### PROBLEMA PROPOSTO
Edite o trecho do texto sobre Anne Ernaux que vai de "Anne Ernaux foi" até "seu primeiro livro.", substituindo "escritora" por "autora".

### DOCUMENTO DE ORIGEM
________________
Anne Ernaux foi a ganhadora do Prêmio Nobel de literatura de 2022. Consagrou-se, então, como a primeira mulher francesa a receber essa premiação. Aos 82 anos de idade, esse prêmio marcou o coroamento de sua carreira como escritora, iniciada em 1974, quando publicou seu primeiro livro.
Antes de ser anunciado seu nome, a editora Fósforo já havia lançado seus livros no Brasil: Os anos, O lugar, O acontecimento, O jovem, A vergonha.
Em Paraty, na Flip passada, tive a oportunidade de ouvi-la. Apesar da idade, mostrou-se uma mulher firme e saudável.
Anne Ernaux nasceu numa cidade do interior da França, de origem humilde, desde cedo demonstrou ser uma menina esperta e afirmativa. Não admitia discriminações contra as mulheres, tornando-se uma feminista ativa. Chegou a dizer que escrevia para vingar-se dessa mentalidade dos que não reconheciam o valor da mulher.
________________
### ITENS FORNECIDOS
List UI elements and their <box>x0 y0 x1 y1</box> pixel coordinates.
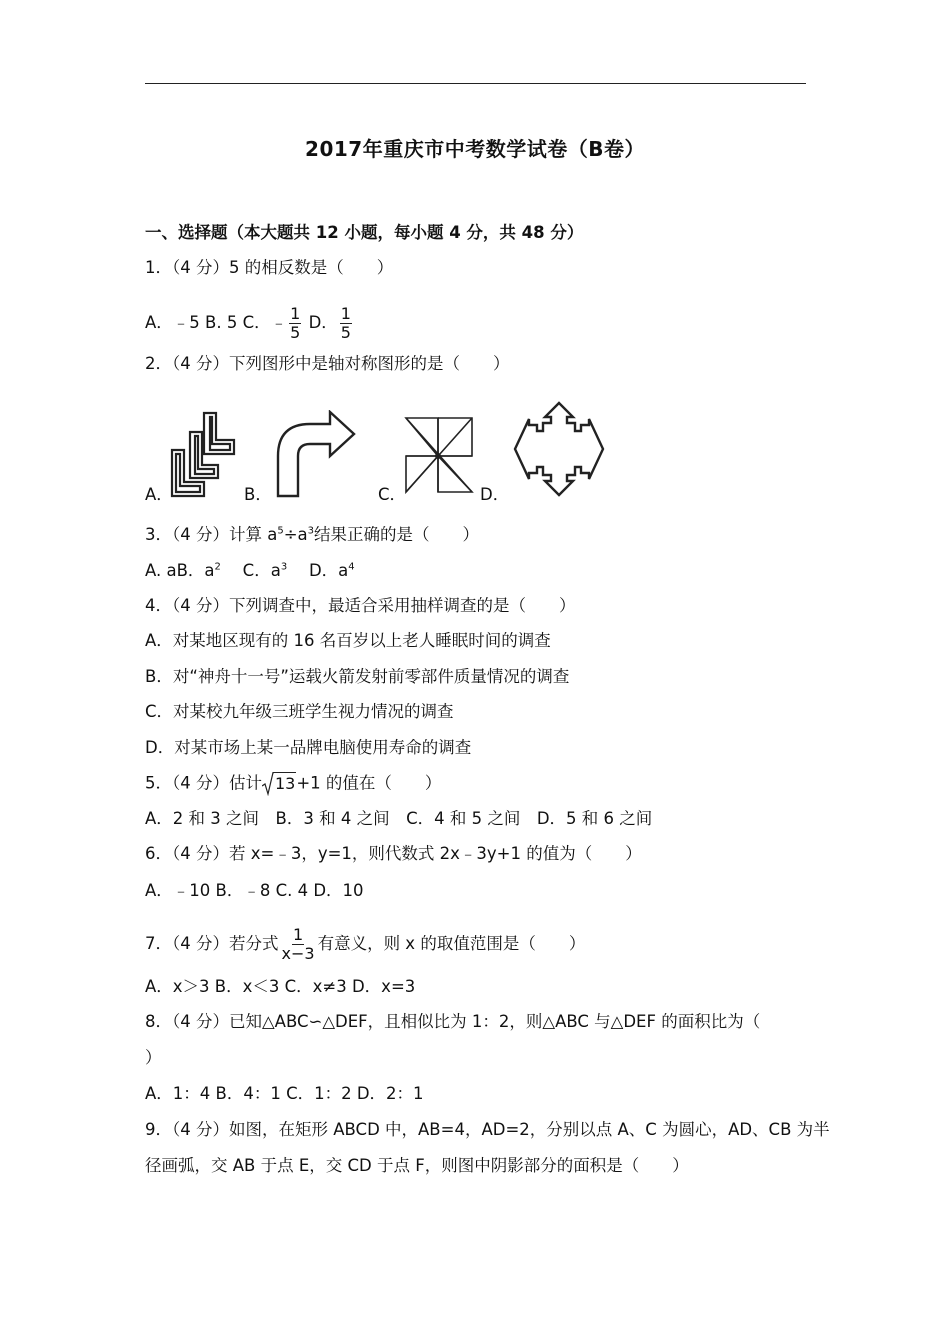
q1-option-d-prefix: D． <box>308 313 338 332</box>
figure-c-pinwheel <box>402 414 476 496</box>
q1-fraction-c: $\frac{1}{5}$ <box>290 304 301 342</box>
q3-option-a: A. a <box>145 561 177 580</box>
q5-stem-pre: 5．（4 分）估计 <box>145 773 262 793</box>
q2-option-a-label: A． <box>145 485 173 504</box>
q6-options: A．﹣10 B．﹣8 C. 4 D．10 <box>145 881 364 900</box>
q5-square-root <box>262 772 296 796</box>
q3-exponent-1: 5 <box>277 525 284 537</box>
question-9-stem-line-2: 径画弧，交 AB 于点 E，交 CD 于点 F，则图中阴影部分的面积是（ ） <box>145 1156 689 1175</box>
q5-options: A．2 和 3 之间 B．3 和 4 之间 C．4 和 5 之间 D．5 和 6 之间 <box>145 809 653 828</box>
question-3-stem <box>145 524 479 546</box>
q3-stem-pre: 3．（4 分）计算 a <box>145 525 278 544</box>
q3-option-b: B．a <box>176 561 215 580</box>
q4-option-b: B．对“神舟十一号”运载火箭发射前零部件质量情况的调查 <box>145 667 570 686</box>
page-title: 2017年重庆市中考数学试卷（B卷） <box>305 137 645 161</box>
header-rule <box>145 83 806 84</box>
question-2-stem: 2．（4 分）下列图形中是轴对称图形的是（ ） <box>145 354 510 373</box>
q3-exponent-2: 3 <box>307 525 315 537</box>
figure-d-four-way-arrow <box>513 401 605 497</box>
question-6-stem: 6．（4 分）若 x=﹣3，y=1，则代数式 2x﹣3y+1 的值为（ ） <box>145 844 642 863</box>
question-9-stem-line-1: 9．（4 分）如图，在矩形 ABCD 中，AB=4，AD=2，分别以点 A、C 为圆心，AD、CB 为半 <box>145 1120 830 1139</box>
q3-option-c-exp: 3 <box>280 561 288 573</box>
q4-option-a: A．对某地区现有的 16 名百岁以上老人睡眠时间的调查 <box>145 631 551 650</box>
question-8-stem-line-2: ） <box>145 1048 162 1067</box>
q1-option-b: B. 5 <box>205 313 238 332</box>
q3-stem-mid: ÷a <box>283 525 308 544</box>
q3-option-b-exp: 2 <box>214 561 221 573</box>
q2-option-b-label: B． <box>244 485 272 504</box>
q3-stem-post: 结果正确的是（ ） <box>314 525 480 544</box>
question-5-stem <box>145 772 441 796</box>
q1-fraction-d: $\frac{1}{5}$ <box>340 304 351 342</box>
q1-option-a: A．﹣5 <box>145 313 200 332</box>
section-heading: 一、选择题（本大题共 12 小题，每小题 4 分，共 48 分） <box>145 223 584 242</box>
q5-stem-post: +1 的值在（ ） <box>296 773 442 793</box>
q3-option-c: C．a <box>242 561 281 580</box>
figure-a-stacked-l-shapes <box>168 410 240 500</box>
q7-options: A．x＞3 B．x＜3 C．x≠3 D．x=3 <box>145 977 416 996</box>
question-1-options <box>145 306 354 341</box>
q8-options: A．1：4 B．4：1 C．1：2 D．2：1 <box>145 1084 424 1103</box>
q1-option-c-prefix: C．﹣ <box>242 313 288 332</box>
question-7-stem <box>145 927 585 962</box>
figure-b-curved-arrow <box>274 410 360 500</box>
q3-option-d-exp: 4 <box>348 561 355 573</box>
q7-stem-pre: 7．（4 分）若分式 <box>145 934 279 953</box>
q4-option-c: C．对某校九年级三班学生视力情况的调查 <box>145 702 454 721</box>
question-8-stem-line-1: 8．（4 分）已知△ABC∽△DEF，且相似比为 1：2，则△ABC 与△DEF 的面积比为（ <box>145 1012 761 1031</box>
question-3-options <box>145 560 355 582</box>
q5-radicand: 13 <box>274 772 296 796</box>
q7-fraction: $\frac{1}{x-3}$ <box>281 925 315 963</box>
q4-option-d: D．对某市场上某一品牌电脑使用寿命的调查 <box>145 738 472 757</box>
q7-stem-post: 有意义，则 x 的取值范围是（ ） <box>317 934 586 953</box>
question-4-stem: 4．（4 分）下列调查中，最适合采用抽样调查的是（ ） <box>145 596 576 615</box>
q2-option-c-label: C． <box>378 485 407 504</box>
question-1-stem: 1．（4 分）5 的相反数是（ ） <box>145 258 394 277</box>
q3-option-d: D．a <box>308 561 349 580</box>
q2-option-d-label: D． <box>480 485 510 504</box>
________________
### TAREFA CONCLUÍDA
Anne Ernaux foi a ganhadora do Prêmio Nobel de literatura de 2022. Consagrou-se, então, como a primeira mulher francesa a receber essa premiação. Aos 82 anos de idade, esse prêmio marcou o coroamento de sua carreira como autora, iniciada em 1974, quando publicou seu primeiro livro.